— Brief —
Copy out each line exactly as it appears.

Extracted records
╭──

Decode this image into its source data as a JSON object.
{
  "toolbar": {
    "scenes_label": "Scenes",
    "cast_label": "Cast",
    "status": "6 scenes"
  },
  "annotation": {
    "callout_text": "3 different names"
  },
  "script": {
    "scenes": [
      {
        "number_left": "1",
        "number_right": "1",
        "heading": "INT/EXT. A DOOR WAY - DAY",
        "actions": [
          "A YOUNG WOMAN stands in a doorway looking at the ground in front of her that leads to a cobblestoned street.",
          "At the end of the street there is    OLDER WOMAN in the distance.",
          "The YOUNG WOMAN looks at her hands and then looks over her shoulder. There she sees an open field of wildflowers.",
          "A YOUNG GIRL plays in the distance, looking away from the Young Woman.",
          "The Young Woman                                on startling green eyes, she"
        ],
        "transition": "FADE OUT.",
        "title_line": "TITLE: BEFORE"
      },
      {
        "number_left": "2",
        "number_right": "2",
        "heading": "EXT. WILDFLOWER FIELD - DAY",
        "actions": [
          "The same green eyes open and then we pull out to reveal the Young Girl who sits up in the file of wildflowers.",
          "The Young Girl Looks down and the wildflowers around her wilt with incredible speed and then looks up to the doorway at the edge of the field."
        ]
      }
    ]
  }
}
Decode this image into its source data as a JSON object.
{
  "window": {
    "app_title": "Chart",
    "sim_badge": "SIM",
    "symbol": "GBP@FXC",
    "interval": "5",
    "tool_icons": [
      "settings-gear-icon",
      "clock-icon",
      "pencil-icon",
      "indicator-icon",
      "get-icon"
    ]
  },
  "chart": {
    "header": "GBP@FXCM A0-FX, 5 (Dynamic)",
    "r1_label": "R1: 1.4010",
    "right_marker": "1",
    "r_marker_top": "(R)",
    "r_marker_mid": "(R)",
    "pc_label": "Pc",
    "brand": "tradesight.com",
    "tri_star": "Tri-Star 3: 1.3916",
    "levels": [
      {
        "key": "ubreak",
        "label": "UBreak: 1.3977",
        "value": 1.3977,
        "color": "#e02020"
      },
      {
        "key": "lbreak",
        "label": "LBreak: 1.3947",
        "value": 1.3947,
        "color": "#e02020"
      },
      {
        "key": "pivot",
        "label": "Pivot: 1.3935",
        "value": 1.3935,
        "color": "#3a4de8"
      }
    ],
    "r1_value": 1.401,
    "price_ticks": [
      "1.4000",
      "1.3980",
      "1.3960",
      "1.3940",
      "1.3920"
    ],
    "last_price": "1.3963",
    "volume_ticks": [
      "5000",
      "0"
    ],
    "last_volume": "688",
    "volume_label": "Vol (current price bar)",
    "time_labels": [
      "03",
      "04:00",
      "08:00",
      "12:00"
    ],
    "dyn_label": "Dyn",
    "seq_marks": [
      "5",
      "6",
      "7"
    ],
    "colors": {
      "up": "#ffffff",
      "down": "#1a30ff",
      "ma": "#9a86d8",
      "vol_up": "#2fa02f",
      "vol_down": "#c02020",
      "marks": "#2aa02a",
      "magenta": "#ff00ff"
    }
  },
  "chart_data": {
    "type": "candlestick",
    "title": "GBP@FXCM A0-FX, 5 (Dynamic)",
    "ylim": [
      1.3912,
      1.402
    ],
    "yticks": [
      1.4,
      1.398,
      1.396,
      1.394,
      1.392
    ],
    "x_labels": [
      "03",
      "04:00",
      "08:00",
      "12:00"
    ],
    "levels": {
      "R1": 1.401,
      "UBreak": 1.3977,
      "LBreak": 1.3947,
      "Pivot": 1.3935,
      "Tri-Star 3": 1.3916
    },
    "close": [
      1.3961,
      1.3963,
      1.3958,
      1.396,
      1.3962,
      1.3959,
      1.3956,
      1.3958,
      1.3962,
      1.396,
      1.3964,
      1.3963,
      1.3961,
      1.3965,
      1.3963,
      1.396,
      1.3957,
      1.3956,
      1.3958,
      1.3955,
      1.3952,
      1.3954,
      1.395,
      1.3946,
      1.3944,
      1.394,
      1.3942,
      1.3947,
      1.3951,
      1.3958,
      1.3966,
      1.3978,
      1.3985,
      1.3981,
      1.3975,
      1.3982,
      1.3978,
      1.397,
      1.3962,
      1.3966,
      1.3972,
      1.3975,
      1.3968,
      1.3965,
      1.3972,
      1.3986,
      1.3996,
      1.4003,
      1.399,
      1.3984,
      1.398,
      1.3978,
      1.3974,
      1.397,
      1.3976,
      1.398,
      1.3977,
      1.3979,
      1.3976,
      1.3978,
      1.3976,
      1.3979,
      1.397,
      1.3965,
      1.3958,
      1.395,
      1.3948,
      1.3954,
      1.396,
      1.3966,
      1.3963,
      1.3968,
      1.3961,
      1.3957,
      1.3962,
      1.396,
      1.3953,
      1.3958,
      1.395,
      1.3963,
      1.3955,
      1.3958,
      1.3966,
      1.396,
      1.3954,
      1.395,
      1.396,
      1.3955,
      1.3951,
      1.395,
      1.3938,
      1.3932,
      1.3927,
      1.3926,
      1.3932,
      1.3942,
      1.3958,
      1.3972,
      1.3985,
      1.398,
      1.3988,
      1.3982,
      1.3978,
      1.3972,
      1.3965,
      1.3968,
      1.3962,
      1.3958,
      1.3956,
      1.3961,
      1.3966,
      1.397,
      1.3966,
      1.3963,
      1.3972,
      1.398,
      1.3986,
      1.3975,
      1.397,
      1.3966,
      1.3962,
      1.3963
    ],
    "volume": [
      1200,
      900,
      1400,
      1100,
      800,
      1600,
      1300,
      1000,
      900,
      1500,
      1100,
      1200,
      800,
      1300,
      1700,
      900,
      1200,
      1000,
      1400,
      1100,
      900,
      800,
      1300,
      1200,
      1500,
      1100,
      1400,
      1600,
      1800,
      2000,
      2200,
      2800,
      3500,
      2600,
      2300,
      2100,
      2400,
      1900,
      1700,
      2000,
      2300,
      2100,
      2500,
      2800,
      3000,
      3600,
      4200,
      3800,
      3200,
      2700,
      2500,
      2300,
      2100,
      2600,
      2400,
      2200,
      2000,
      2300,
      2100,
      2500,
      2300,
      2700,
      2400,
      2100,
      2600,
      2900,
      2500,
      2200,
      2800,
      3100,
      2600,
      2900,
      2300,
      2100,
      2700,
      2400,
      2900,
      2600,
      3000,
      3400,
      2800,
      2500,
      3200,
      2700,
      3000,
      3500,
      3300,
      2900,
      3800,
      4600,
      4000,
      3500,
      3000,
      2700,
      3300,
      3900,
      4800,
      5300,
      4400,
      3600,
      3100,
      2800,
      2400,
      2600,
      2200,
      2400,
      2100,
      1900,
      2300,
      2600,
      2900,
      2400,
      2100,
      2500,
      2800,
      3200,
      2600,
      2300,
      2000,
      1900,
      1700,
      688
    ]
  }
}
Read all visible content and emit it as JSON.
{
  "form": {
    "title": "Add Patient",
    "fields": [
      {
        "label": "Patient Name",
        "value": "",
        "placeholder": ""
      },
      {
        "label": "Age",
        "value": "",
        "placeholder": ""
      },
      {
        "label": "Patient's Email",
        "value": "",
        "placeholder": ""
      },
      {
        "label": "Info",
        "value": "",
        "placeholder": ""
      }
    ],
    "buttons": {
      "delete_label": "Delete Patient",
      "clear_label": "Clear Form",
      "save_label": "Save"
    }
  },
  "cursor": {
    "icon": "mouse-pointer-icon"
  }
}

╰──

— Answer —
Decode this image into its source data as a JSON object.
{
  "toolbar": {
    "scenes_label": "Scenes",
    "cast_label": "Cast",
    "status": "6 scenes"
  },
  "annotation": {
    "callout_text": "3 different names"
  },
  "script": {
    "scenes": [
      {
        "number_left": "1",
        "number_right": "1",
        "heading": "INT/EXT. A DOOR WAY - DAY",
        "actions": [
          "A YOUNG WOMAN stands in a doorway looking at the ground in front of her that leads to a cobblestoned street.",
          "At the end of the street there is    OLDER WOMAN in the distance.",
          "The YOUNG WOMAN looks at her hands and then looks over her shoulder. There she sees an open field of wildflowers.",
          "A YOUNG GIRL plays in the distance, looking away from the Young Woman.",
          "The Young Woman                                on startling green eyes, she"
        ],
        "transition": "FADE OUT.",
        "title_line": "TITLE: BEFORE"
      },
      {
        "number_left": "2",
        "number_right": "2",
        "heading": "EXT. WILDFLOWER FIELD - DAY",
        "actions": [
          "The same green eyes open and then we pull out to reveal the Young Girl who sits up in the file of wildflowers.",
          "The Young Girl Looks down and the wildflowers around her wilt with incredible speed and then looks up to the doorway at the edge of the field."
        ]
      }
    ]
  }
}
Decode this image into its source data as a JSON object.
{
  "window": {
    "app_title": "Chart",
    "sim_badge": "SIM",
    "symbol": "GBP@FXC",
    "interval": "5",
    "tool_icons": [
      "settings-gear-icon",
      "clock-icon",
      "pencil-icon",
      "indicator-icon",
      "get-icon"
    ]
  },
  "chart": {
    "header": "GBP@FXCM A0-FX, 5 (Dynamic)",
    "r1_label": "R1: 1.4010",
    "right_marker": "1",
    "r_marker_top": "(R)",
    "r_marker_mid": "(R)",
    "pc_label": "Pc",
    "brand": "tradesight.com",
    "tri_star": "Tri-Star 3: 1.3916",
    "levels": [
      {
        "key": "ubreak",
        "label": "UBreak: 1.3977",
        "value": 1.3977,
        "color": "#e02020"
      },
      {
        "key": "lbreak",
        "label": "LBreak: 1.3947",
        "value": 1.3947,
        "color": "#e02020"
      },
      {
        "key": "pivot",
        "label": "Pivot: 1.3935",
        "value": 1.3935,
        "color": "#3a4de8"
      }
    ],
    "r1_value": 1.401,
    "price_ticks": [
      "1.4000",
      "1.3980",
      "1.3960",
      "1.3940",
      "1.3920"
    ],
    "last_price": "1.3963",
    "volume_ticks": [
      "5000",
      "0"
    ],
    "last_volume": "688",
    "volume_label": "Vol (current price bar)",
    "time_labels": [
      "03",
      "04:00",
      "08:00",
      "12:00"
    ],
    "dyn_label": "Dyn",
    "seq_marks": [
      "5",
      "6",
      "7"
    ],
    "colors": {
      "up": "#ffffff",
      "down": "#1a30ff",
      "ma": "#9a86d8",
      "vol_up": "#2fa02f",
      "vol_down": "#c02020",
      "marks": "#2aa02a",
      "magenta": "#ff00ff"
    }
  },
  "chart_data": {
    "type": "candlestick",
    "title": "GBP@FXCM A0-FX, 5 (Dynamic)",
    "ylim": [
      1.3912,
      1.402
    ],
    "yticks": [
      1.4,
      1.398,
      1.396,
      1.394,
      1.392
    ],
    "x_labels": [
      "03",
      "04:00",
      "08:00",
      "12:00"
    ],
    "levels": {
      "R1": 1.401,
      "UBreak": 1.3977,
      "LBreak": 1.3947,
      "Pivot": 1.3935,
      "Tri-Star 3": 1.3916
    },
    "close": [
      1.3961,
      1.3963,
      1.3958,
      1.396,
      1.3962,
      1.3959,
      1.3956,
      1.3958,
      1.3962,
      1.396,
      1.3964,
      1.3963,
      1.3961,
      1.3965,
      1.3963,
      1.396,
      1.3957,
      1.3956,
      1.3958,
      1.3955,
      1.3952,
      1.3954,
      1.395,
      1.3946,
      1.3944,
      1.394,
      1.3942,
      1.3947,
      1.3951,
      1.3958,
      1.3966,
      1.3978,
      1.3985,
      1.3981,
      1.3975,
      1.3982,
      1.3978,
      1.397,
      1.3962,
      1.3966,
      1.3972,
      1.3975,
      1.3968,
      1.3965,
      1.3972,
      1.3986,
      1.3996,
      1.4003,
      1.399,
      1.3984,
      1.398,
      1.3978,
      1.3974,
      1.397,
      1.3976,
      1.398,
      1.3977,
      1.3979,
      1.3976,
      1.3978,
      1.3976,
      1.3979,
      1.397,
      1.3965,
      1.3958,
      1.395,
      1.3948,
      1.3954,
      1.396,
      1.3966,
      1.3963,
      1.3968,
      1.3961,
      1.3957,
      1.3962,
      1.396,
      1.3953,
      1.3958,
      1.395,
      1.3963,
      1.3955,
      1.3958,
      1.3966,
      1.396,
      1.3954,
      1.395,
      1.396,
      1.3955,
      1.3951,
      1.395,
      1.3938,
      1.3932,
      1.3927,
      1.3926,
      1.3932,
      1.3942,
      1.3958,
      1.3972,
      1.3985,
      1.398,
      1.3988,
      1.3982,
      1.3978,
      1.3972,
      1.3965,
      1.3968,
      1.3962,
      1.3958,
      1.3956,
      1.3961,
      1.3966,
      1.397,
      1.3966,
      1.3963,
      1.3972,
      1.398,
      1.3986,
      1.3975,
      1.397,
      1.3966,
      1.3962,
      1.3963
    ],
    "volume": [
      1200,
      900,
      1400,
      1100,
      800,
      1600,
      1300,
      1000,
      900,
      1500,
      1100,
      1200,
      800,
      1300,
      1700,
      900,
      1200,
      1000,
      1400,
      1100,
      900,
      800,
      1300,
      1200,
      1500,
      1100,
      1400,
      1600,
      1800,
      2000,
      2200,
      2800,
      3500,
      2600,
      2300,
      2100,
      2400,
      1900,
      1700,
      2000,
      2300,
      2100,
      2500,
      2800,
      3000,
      3600,
      4200,
      3800,
      3200,
      2700,
      2500,
      2300,
      2100,
      2600,
      2400,
      2200,
      2000,
      2300,
      2100,
      2500,
      2300,
      2700,
      2400,
      2100,
      2600,
      2900,
      2500,
      2200,
      2800,
      3100,
      2600,
      2900,
      2300,
      2100,
      2700,
      2400,
      2900,
      2600,
      3000,
      3400,
      2800,
      2500,
      3200,
      2700,
      3000,
      3500,
      3300,
      2900,
      3800,
      4600,
      4000,
      3500,
      3000,
      2700,
      3300,
      3900,
      4800,
      5300,
      4400,
      3600,
      3100,
      2800,
      2400,
      2600,
      2200,
      2400,
      2100,
      1900,
      2300,
      2600,
      2900,
      2400,
      2100,
      2500,
      2800,
      3200,
      2600,
      2300,
      2000,
      1900,
      1700,
      688
    ]
  }
}
Read all visible content and emit it as JSON.
{
  "form": {
    "title": "Add Patient",
    "fields": [
      {
        "label": "Patient Name",
        "value": "",
        "placeholder": ""
      },
      {
        "label": "Age",
        "value": "",
        "placeholder": ""
      },
      {
        "label": "Patient's Email",
        "value": "",
        "placeholder": ""
      },
      {
        "label": "Info",
        "value": "",
        "placeholder": ""
      }
    ],
    "buttons": {
      "delete_label": "Delete Patient",
      "clear_label": "Clear Form",
      "save_label": "Save"
    }
  },
  "cursor": {
    "icon": "mouse-pointer-icon"
  }
}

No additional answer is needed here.